> **THE EXERCISE**
Go through the listing below and gather every line with the word "chevron".

## START DATA EXTRACT

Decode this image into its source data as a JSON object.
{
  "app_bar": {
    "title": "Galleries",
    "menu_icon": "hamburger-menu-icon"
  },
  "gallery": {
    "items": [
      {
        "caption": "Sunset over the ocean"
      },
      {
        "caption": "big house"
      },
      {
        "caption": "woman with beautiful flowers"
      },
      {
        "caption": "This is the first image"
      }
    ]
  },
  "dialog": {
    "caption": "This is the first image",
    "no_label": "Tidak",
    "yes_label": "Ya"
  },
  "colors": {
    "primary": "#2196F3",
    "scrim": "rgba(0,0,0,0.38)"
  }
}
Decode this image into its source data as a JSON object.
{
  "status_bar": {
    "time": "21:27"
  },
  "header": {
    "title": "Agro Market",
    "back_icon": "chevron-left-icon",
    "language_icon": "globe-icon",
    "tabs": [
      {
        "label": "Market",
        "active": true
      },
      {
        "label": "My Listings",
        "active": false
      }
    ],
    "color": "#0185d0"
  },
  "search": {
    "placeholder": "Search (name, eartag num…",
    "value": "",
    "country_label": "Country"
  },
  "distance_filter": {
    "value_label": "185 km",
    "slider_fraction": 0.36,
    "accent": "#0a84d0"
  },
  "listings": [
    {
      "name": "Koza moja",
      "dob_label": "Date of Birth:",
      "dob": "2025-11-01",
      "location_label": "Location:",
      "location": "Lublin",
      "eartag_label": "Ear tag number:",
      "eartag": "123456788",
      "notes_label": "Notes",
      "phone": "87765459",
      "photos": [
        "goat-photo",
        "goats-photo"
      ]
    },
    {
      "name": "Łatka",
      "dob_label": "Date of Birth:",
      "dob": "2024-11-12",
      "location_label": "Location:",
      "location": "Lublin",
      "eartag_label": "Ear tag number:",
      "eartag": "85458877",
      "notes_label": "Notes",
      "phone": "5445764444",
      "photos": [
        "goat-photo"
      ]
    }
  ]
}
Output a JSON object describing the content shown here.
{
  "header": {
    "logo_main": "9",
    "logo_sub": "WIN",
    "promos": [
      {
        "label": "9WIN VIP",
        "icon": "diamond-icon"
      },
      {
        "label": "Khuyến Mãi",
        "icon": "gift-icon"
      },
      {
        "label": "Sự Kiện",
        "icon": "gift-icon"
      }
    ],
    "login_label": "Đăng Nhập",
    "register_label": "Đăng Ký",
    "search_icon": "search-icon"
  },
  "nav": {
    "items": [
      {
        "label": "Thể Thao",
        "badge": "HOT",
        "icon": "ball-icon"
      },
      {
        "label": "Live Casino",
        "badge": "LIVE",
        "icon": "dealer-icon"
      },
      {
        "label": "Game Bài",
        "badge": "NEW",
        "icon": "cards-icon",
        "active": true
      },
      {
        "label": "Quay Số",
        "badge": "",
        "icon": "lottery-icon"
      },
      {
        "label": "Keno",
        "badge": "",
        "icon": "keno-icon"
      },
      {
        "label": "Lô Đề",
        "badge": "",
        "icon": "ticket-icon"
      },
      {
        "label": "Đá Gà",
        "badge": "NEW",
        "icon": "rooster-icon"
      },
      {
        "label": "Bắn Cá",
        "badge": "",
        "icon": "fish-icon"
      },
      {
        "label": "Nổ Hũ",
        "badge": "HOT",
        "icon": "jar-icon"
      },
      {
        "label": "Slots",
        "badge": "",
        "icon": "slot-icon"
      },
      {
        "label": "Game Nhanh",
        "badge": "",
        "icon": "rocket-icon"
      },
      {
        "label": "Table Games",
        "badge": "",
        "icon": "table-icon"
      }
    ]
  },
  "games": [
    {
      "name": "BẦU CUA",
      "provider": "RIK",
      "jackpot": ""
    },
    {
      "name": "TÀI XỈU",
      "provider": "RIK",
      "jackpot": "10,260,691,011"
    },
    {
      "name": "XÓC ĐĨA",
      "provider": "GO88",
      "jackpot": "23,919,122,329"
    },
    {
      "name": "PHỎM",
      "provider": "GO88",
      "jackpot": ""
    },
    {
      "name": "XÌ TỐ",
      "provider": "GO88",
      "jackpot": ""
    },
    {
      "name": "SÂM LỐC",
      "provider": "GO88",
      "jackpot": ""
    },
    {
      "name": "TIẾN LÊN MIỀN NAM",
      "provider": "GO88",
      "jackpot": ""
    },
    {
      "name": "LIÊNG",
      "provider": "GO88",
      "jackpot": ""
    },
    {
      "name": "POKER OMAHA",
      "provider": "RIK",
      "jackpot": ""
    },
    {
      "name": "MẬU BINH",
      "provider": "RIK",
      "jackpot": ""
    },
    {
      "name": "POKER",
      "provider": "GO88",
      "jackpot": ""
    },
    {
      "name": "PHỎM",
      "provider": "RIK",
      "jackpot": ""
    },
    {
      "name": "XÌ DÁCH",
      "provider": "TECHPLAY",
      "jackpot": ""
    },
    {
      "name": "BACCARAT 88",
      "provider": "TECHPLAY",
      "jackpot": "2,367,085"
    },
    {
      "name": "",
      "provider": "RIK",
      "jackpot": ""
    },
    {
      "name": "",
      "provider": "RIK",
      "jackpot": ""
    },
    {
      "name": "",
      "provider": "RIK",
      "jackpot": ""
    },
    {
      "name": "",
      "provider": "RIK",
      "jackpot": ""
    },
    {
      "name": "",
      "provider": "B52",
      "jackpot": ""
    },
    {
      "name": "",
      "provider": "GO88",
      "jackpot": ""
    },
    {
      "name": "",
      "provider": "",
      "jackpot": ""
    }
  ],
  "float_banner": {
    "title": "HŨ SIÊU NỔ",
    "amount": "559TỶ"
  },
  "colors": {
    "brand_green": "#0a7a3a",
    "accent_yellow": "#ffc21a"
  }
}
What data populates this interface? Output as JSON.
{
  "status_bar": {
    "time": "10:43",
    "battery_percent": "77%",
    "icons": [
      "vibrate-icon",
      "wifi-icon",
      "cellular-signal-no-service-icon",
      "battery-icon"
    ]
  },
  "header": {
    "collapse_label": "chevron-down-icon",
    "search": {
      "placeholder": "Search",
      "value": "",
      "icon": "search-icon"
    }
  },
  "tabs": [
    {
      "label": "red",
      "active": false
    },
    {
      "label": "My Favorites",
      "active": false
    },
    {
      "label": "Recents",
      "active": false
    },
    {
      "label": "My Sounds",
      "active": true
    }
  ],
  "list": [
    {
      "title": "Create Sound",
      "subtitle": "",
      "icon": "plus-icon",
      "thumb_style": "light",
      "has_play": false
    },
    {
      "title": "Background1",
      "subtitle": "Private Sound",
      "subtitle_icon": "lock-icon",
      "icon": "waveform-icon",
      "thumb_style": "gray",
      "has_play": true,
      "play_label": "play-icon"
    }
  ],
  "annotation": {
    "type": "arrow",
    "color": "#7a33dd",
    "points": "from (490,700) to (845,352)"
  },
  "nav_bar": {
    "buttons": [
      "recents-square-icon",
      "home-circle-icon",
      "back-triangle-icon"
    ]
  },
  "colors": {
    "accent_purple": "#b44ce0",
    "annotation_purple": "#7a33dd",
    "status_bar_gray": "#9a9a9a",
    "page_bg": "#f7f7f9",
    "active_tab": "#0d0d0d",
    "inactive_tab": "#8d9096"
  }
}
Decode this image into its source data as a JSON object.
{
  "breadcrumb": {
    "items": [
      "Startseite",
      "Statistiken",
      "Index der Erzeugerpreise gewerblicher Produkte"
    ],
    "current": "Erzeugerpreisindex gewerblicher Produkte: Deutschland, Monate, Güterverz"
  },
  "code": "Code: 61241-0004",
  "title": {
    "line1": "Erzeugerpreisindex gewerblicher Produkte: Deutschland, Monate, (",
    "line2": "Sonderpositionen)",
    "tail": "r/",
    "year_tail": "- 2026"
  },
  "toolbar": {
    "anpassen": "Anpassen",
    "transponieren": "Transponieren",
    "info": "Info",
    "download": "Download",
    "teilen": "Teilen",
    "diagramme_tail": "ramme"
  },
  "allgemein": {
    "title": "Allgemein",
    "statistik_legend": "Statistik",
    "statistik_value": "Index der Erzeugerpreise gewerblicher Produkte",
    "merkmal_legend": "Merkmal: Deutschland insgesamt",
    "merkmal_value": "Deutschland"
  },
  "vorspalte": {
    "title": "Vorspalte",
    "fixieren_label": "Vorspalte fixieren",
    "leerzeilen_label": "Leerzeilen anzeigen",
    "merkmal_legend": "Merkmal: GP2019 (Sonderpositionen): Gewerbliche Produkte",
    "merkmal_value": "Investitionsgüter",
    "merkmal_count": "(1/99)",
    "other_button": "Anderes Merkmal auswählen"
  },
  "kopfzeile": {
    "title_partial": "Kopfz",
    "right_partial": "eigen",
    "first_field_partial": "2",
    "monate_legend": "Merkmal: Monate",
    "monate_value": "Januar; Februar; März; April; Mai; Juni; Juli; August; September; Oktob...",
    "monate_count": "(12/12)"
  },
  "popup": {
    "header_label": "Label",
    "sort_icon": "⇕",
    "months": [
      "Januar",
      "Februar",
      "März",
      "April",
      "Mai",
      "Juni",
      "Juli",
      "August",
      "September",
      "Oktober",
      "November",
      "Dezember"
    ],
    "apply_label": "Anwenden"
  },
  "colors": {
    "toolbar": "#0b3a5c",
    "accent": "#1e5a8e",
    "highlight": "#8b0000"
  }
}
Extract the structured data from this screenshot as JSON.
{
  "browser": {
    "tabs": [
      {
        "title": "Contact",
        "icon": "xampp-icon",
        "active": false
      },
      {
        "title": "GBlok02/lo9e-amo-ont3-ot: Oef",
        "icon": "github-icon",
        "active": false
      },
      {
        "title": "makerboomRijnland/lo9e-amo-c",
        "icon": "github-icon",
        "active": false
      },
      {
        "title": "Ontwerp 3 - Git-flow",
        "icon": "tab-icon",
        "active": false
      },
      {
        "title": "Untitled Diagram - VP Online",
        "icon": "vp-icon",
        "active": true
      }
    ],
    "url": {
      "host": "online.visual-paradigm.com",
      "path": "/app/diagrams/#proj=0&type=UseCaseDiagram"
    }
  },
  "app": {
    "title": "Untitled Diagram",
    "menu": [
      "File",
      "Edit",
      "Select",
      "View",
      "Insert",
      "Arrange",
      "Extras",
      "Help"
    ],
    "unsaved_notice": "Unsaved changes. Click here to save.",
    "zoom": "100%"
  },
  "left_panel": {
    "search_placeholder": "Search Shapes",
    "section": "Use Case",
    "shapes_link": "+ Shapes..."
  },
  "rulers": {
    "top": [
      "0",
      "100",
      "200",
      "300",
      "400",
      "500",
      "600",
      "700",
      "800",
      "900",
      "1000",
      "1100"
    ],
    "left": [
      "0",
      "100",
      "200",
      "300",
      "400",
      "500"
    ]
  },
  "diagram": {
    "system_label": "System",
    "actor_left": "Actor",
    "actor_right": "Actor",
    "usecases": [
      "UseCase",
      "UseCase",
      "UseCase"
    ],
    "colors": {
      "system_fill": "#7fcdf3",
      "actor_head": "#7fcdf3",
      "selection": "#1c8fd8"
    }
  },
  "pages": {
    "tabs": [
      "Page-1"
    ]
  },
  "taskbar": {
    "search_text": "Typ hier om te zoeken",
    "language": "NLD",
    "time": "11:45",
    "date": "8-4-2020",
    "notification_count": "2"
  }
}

## END DATA EXTRACT

> **COMPLETE ANSWER**
    "back_icon": "chevron-left-icon",
    "collapse_label": "chevron-down-icon",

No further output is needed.